◆ **Task objective**
Copy out every line of the data exactly.

***

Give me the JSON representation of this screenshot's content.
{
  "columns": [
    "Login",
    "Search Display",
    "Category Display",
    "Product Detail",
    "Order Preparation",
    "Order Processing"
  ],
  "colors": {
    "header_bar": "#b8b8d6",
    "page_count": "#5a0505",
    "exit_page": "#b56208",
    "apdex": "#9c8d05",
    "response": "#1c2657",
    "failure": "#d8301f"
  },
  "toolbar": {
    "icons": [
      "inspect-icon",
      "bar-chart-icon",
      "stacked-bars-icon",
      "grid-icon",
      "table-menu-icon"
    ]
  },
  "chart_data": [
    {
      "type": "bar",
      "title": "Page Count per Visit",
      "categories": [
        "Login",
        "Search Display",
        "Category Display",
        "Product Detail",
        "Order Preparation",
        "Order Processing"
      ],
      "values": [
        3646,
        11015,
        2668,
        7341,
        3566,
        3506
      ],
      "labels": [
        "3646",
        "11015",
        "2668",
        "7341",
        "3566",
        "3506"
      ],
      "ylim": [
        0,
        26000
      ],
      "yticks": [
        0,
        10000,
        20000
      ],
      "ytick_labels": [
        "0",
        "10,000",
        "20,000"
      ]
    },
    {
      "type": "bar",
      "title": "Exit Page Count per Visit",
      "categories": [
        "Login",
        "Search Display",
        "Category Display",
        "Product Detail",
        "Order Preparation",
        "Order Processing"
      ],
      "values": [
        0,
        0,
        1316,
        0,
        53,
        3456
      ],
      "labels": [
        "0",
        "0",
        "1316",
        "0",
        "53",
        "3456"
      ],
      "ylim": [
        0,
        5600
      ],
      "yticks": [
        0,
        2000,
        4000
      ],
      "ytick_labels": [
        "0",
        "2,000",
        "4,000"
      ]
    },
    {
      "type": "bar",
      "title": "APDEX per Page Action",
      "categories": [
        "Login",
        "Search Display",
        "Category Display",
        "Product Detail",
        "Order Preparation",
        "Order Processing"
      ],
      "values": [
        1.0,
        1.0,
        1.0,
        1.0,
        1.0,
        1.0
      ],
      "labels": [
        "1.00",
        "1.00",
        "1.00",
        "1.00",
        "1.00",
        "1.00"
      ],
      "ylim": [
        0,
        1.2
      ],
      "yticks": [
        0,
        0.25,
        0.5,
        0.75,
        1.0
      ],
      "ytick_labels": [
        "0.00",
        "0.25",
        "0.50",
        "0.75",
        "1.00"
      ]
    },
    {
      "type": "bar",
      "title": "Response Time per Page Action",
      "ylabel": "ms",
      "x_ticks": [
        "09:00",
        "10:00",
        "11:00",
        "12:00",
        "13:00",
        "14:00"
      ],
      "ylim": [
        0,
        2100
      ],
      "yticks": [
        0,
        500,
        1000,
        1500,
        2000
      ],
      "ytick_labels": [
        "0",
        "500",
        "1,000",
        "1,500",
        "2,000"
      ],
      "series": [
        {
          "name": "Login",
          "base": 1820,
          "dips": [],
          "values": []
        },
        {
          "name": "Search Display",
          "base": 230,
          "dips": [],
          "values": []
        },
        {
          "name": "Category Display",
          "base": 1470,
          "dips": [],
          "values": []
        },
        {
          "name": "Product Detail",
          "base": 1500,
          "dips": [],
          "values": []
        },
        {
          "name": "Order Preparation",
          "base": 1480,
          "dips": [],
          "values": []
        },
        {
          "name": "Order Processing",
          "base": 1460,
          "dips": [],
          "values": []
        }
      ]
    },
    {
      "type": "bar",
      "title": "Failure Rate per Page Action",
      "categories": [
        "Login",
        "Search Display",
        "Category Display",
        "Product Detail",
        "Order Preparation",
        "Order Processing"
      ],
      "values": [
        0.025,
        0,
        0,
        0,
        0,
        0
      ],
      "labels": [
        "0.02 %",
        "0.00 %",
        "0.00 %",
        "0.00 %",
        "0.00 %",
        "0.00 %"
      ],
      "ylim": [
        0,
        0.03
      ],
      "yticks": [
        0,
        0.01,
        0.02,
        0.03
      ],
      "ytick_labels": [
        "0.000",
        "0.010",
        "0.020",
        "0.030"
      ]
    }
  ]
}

***

◆ **Result below**
Give me the JSON representation of this screenshot's content.
{
  "columns": [
    "Login",
    "Search Display",
    "Category Display",
    "Product Detail",
    "Order Preparation",
    "Order Processing"
  ],
  "colors": {
    "header_bar": "#b8b8d6",
    "page_count": "#5a0505",
    "exit_page": "#b56208",
    "apdex": "#9c8d05",
    "response": "#1c2657",
    "failure": "#d8301f"
  },
  "toolbar": {
    "icons": [
      "inspect-icon",
      "bar-chart-icon",
      "stacked-bars-icon",
      "grid-icon",
      "table-menu-icon"
    ]
  },
  "chart_data": [
    {
      "type": "bar",
      "title": "Page Count per Visit",
      "categories": [
        "Login",
        "Search Display",
        "Category Display",
        "Product Detail",
        "Order Preparation",
        "Order Processing"
      ],
      "values": [
        3646,
        11015,
        2668,
        7341,
        3566,
        3506
      ],
      "labels": [
        "3646",
        "11015",
        "2668",
        "7341",
        "3566",
        "3506"
      ],
      "ylim": [
        0,
        26000
      ],
      "yticks": [
        0,
        10000,
        20000
      ],
      "ytick_labels": [
        "0",
        "10,000",
        "20,000"
      ]
    },
    {
      "type": "bar",
      "title": "Exit Page Count per Visit",
      "categories": [
        "Login",
        "Search Display",
        "Category Display",
        "Product Detail",
        "Order Preparation",
        "Order Processing"
      ],
      "values": [
        0,
        0,
        1316,
        0,
        53,
        3456
      ],
      "labels": [
        "0",
        "0",
        "1316",
        "0",
        "53",
        "3456"
      ],
      "ylim": [
        0,
        5600
      ],
      "yticks": [
        0,
        2000,
        4000
      ],
      "ytick_labels": [
        "0",
        "2,000",
        "4,000"
      ]
    },
    {
      "type": "bar",
      "title": "APDEX per Page Action",
      "categories": [
        "Login",
        "Search Display",
        "Category Display",
        "Product Detail",
        "Order Preparation",
        "Order Processing"
      ],
      "values": [
        1.0,
        1.0,
        1.0,
        1.0,
        1.0,
        1.0
      ],
      "labels": [
        "1.00",
        "1.00",
        "1.00",
        "1.00",
        "1.00",
        "1.00"
      ],
      "ylim": [
        0,
        1.2
      ],
      "yticks": [
        0,
        0.25,
        0.5,
        0.75,
        1.0
      ],
      "ytick_labels": [
        "0.00",
        "0.25",
        "0.50",
        "0.75",
        "1.00"
      ]
    },
    {
      "type": "bar",
      "title": "Response Time per Page Action",
      "ylabel": "ms",
      "x_ticks": [
        "09:00",
        "10:00",
        "11:00",
        "12:00",
        "13:00",
        "14:00"
      ],
      "ylim": [
        0,
        2100
      ],
      "yticks": [
        0,
        500,
        1000,
        1500,
        2000
      ],
      "ytick_labels": [
        "0",
        "500",
        "1,000",
        "1,500",
        "2,000"
      ],
      "series": [
        {
          "name": "Login",
          "base": 1820,
          "dips": [],
          "values": []
        },
        {
          "name": "Search Display",
          "base": 230,
          "dips": [],
          "values": []
        },
        {
          "name": "Category Display",
          "base": 1470,
          "dips": [],
          "values": []
        },
        {
          "name": "Product Detail",
          "base": 1500,
          "dips": [],
          "values": []
        },
        {
          "name": "Order Preparation",
          "base": 1480,
          "dips": [],
          "values": []
        },
        {
          "name": "Order Processing",
          "base": 1460,
          "dips": [],
          "values": []
        }
      ]
    },
    {
      "type": "bar",
      "title": "Failure Rate per Page Action",
      "categories": [
        "Login",
        "Search Display",
        "Category Display",
        "Product Detail",
        "Order Preparation",
        "Order Processing"
      ],
      "values": [
        0.025,
        0,
        0,
        0,
        0,
        0
      ],
      "labels": [
        "0.02 %",
        "0.00 %",
        "0.00 %",
        "0.00 %",
        "0.00 %",
        "0.00 %"
      ],
      "ylim": [
        0,
        0.03
      ],
      "yticks": [
        0,
        0.01,
        0.02,
        0.03
      ],
      "ytick_labels": [
        "0.000",
        "0.010",
        "0.020",
        "0.030"
      ]
    }
  ]
}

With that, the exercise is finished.